Records from a data source:

## begin

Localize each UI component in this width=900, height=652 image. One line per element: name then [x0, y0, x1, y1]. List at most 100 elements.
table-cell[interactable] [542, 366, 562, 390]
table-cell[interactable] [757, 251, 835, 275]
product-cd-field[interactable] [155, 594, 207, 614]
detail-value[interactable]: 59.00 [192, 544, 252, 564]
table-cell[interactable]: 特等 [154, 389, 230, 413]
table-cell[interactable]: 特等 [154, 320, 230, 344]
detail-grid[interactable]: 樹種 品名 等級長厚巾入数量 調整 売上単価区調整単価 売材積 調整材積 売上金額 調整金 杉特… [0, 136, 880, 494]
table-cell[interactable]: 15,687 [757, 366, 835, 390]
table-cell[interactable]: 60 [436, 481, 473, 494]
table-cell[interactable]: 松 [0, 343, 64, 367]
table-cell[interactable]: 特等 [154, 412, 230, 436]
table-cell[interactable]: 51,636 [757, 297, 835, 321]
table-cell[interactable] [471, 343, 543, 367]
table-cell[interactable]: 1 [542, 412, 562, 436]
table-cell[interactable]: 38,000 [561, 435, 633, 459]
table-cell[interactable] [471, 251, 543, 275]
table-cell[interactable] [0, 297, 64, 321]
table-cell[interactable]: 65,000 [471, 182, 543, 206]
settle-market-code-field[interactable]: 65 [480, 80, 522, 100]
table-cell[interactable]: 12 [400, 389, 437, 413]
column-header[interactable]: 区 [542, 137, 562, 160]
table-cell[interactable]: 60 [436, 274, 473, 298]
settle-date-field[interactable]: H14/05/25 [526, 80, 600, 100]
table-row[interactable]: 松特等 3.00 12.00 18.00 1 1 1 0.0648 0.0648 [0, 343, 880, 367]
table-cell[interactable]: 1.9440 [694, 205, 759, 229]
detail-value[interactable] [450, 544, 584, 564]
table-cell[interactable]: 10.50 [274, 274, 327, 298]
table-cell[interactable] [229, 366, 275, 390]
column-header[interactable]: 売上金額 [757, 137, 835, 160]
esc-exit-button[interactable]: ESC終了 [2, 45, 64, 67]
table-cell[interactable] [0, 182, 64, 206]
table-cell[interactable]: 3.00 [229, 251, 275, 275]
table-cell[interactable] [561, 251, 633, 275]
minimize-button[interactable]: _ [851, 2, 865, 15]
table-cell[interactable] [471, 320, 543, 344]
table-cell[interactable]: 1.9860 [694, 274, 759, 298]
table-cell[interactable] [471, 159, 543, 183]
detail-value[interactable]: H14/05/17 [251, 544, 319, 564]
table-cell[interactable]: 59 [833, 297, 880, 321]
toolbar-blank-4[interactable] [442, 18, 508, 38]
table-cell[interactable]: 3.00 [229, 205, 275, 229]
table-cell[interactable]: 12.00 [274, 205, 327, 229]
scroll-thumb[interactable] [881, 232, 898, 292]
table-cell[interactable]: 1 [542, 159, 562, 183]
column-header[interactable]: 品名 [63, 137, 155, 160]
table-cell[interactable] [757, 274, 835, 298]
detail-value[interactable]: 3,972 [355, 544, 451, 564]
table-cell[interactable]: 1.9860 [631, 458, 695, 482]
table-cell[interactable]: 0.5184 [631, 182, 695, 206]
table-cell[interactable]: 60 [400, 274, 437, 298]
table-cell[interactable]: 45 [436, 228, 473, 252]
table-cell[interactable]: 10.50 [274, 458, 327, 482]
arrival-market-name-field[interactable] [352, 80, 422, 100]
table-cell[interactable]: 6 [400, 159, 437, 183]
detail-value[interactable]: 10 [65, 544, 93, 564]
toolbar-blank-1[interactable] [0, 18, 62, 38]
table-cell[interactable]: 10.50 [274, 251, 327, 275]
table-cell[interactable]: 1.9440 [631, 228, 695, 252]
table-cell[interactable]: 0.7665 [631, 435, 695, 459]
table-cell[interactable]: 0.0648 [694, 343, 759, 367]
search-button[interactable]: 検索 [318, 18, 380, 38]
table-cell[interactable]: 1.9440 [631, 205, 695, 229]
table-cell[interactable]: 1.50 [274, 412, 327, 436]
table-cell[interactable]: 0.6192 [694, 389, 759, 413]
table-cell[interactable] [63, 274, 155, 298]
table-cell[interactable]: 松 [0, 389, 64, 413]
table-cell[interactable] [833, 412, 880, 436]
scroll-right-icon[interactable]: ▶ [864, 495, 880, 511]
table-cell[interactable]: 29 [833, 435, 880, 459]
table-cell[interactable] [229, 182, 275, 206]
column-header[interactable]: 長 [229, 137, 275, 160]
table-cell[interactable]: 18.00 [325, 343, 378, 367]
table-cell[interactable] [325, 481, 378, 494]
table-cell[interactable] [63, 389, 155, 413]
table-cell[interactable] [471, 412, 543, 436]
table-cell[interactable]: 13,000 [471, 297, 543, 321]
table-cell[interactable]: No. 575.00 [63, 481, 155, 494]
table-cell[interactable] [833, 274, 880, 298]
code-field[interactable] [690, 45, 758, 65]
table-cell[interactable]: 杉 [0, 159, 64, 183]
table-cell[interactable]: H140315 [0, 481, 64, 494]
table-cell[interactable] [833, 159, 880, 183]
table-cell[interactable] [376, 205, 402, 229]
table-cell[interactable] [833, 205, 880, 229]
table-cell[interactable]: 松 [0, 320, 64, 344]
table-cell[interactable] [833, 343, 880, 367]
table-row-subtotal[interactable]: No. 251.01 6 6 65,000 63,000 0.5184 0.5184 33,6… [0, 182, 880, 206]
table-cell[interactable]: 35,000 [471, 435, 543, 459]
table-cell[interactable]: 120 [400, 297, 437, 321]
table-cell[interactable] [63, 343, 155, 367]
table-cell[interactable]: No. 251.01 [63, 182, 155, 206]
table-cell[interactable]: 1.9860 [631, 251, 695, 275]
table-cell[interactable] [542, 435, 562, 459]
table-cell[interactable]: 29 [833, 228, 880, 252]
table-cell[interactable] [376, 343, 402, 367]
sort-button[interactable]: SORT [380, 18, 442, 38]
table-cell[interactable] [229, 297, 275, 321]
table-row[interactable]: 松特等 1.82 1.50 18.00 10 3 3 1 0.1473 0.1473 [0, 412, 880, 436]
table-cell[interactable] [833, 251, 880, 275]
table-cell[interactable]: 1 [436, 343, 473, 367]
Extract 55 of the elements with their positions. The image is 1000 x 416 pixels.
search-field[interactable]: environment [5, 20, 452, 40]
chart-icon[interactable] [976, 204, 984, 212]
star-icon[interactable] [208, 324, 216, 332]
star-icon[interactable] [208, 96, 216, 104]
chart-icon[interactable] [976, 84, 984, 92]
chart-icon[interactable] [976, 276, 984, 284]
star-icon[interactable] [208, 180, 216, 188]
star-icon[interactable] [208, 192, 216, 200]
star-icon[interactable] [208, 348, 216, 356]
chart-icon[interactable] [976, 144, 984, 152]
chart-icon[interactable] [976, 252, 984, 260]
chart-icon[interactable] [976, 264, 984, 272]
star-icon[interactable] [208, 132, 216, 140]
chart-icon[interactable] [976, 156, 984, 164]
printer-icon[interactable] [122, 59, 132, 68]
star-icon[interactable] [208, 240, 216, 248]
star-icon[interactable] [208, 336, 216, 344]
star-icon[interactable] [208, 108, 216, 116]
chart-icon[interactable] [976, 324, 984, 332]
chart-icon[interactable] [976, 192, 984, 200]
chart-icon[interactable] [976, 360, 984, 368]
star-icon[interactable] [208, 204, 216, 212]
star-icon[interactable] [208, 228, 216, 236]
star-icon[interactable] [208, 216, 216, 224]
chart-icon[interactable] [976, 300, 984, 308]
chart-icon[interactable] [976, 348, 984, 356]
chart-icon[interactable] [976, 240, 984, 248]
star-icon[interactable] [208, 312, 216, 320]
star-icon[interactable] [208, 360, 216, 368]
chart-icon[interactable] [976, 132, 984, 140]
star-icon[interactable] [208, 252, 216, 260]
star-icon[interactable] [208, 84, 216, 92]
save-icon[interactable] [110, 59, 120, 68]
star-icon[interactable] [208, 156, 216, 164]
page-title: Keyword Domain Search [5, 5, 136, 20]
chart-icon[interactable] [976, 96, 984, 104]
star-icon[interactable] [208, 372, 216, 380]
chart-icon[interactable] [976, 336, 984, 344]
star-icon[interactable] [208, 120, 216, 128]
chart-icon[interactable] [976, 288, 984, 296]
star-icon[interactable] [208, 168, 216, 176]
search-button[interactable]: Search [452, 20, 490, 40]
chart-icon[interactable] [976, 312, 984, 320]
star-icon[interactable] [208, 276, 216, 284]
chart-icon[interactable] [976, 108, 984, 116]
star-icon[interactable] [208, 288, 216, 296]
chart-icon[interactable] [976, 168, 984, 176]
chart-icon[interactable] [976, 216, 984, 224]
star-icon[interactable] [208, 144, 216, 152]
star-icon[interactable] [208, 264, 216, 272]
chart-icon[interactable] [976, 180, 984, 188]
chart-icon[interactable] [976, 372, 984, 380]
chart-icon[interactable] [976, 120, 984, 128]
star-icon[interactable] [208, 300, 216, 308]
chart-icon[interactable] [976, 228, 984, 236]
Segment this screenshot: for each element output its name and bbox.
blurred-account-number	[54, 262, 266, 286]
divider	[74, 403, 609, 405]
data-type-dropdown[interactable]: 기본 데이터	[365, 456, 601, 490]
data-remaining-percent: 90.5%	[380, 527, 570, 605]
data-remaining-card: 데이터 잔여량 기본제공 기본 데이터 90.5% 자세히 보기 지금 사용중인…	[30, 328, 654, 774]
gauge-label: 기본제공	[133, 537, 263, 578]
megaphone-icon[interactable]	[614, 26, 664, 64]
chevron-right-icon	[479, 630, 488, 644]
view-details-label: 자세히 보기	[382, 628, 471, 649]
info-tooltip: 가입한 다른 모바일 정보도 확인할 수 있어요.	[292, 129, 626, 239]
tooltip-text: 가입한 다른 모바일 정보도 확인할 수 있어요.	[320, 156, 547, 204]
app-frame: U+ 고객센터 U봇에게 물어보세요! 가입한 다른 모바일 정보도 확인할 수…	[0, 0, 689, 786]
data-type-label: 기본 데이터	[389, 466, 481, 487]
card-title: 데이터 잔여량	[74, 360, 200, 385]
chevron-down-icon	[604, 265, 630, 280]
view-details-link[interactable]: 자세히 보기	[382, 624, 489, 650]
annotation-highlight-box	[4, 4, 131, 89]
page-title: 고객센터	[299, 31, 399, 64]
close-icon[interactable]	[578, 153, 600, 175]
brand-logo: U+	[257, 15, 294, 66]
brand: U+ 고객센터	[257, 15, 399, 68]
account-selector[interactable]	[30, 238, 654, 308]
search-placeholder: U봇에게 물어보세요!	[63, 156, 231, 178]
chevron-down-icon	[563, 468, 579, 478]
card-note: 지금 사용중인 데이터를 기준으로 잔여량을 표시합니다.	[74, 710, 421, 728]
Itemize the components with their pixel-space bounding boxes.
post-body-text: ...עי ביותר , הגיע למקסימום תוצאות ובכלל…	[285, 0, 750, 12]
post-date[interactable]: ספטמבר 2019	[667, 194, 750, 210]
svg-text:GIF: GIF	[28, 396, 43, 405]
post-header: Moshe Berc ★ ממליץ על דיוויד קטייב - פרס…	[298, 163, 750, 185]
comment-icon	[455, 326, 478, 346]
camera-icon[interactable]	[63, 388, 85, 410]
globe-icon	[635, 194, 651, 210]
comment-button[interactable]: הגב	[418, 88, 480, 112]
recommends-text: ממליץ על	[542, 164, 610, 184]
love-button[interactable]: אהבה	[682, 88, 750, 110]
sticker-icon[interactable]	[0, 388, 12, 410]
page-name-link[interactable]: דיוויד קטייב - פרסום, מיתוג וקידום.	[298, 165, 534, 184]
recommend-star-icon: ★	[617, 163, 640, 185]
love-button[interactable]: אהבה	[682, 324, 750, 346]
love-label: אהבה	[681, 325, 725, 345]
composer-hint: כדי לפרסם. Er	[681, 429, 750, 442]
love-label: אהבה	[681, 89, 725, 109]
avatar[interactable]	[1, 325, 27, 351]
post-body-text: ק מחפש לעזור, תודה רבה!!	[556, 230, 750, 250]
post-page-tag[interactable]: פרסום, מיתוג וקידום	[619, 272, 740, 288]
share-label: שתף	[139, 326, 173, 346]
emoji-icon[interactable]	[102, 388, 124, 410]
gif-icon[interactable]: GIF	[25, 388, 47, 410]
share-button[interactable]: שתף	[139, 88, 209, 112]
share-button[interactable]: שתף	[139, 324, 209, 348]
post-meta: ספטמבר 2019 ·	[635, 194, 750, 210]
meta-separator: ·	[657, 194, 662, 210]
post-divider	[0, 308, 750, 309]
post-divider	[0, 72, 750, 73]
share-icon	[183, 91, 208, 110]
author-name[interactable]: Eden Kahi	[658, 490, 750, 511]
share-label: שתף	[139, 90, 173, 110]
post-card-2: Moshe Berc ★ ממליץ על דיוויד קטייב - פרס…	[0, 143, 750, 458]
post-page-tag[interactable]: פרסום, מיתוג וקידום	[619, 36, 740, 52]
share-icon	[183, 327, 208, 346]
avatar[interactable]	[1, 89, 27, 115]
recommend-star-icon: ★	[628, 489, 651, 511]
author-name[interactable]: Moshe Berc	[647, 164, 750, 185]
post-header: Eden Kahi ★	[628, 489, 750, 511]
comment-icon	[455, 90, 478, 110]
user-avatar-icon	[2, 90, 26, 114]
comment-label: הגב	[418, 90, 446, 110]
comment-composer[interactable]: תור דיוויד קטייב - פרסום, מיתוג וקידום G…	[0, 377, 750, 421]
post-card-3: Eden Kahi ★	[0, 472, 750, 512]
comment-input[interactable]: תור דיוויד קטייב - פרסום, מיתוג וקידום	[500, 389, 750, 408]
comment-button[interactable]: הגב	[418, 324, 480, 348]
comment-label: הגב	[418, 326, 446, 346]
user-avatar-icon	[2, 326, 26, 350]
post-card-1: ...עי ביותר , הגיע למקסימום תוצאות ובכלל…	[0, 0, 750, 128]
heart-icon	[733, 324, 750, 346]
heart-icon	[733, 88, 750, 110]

## end

- **TASK DETAILS**
Swap "detail-grid" for "detail-table" in the records, starting at the first line and stopping after the line that contains "table-cell[interactable]: 1 [542, 412, 562, 436]". Leave every other part of those lines unchanged.

- **EXPECTED ANSWER**
Localize each UI component in this width=900, height=652 image. One line per element: name then [x0, y0, x1, y1]. List at most 100 elements.
table-cell[interactable] [542, 366, 562, 390]
table-cell[interactable] [757, 251, 835, 275]
product-cd-field[interactable] [155, 594, 207, 614]
detail-value[interactable]: 59.00 [192, 544, 252, 564]
table-cell[interactable]: 特等 [154, 389, 230, 413]
table-cell[interactable]: 特等 [154, 320, 230, 344]
detail-table[interactable]: 樹種 品名 等級長厚巾入数量 調整 売上単価区調整単価 売材積 調整材積 売上金額 調整金 杉特… [0, 136, 880, 494]
table-cell[interactable]: 15,687 [757, 366, 835, 390]
table-cell[interactable]: 60 [436, 481, 473, 494]
table-cell[interactable]: 松 [0, 343, 64, 367]
table-cell[interactable]: 特等 [154, 412, 230, 436]
table-cell[interactable]: 51,636 [757, 297, 835, 321]
table-cell[interactable] [471, 343, 543, 367]
table-cell[interactable]: 1 [542, 412, 562, 436]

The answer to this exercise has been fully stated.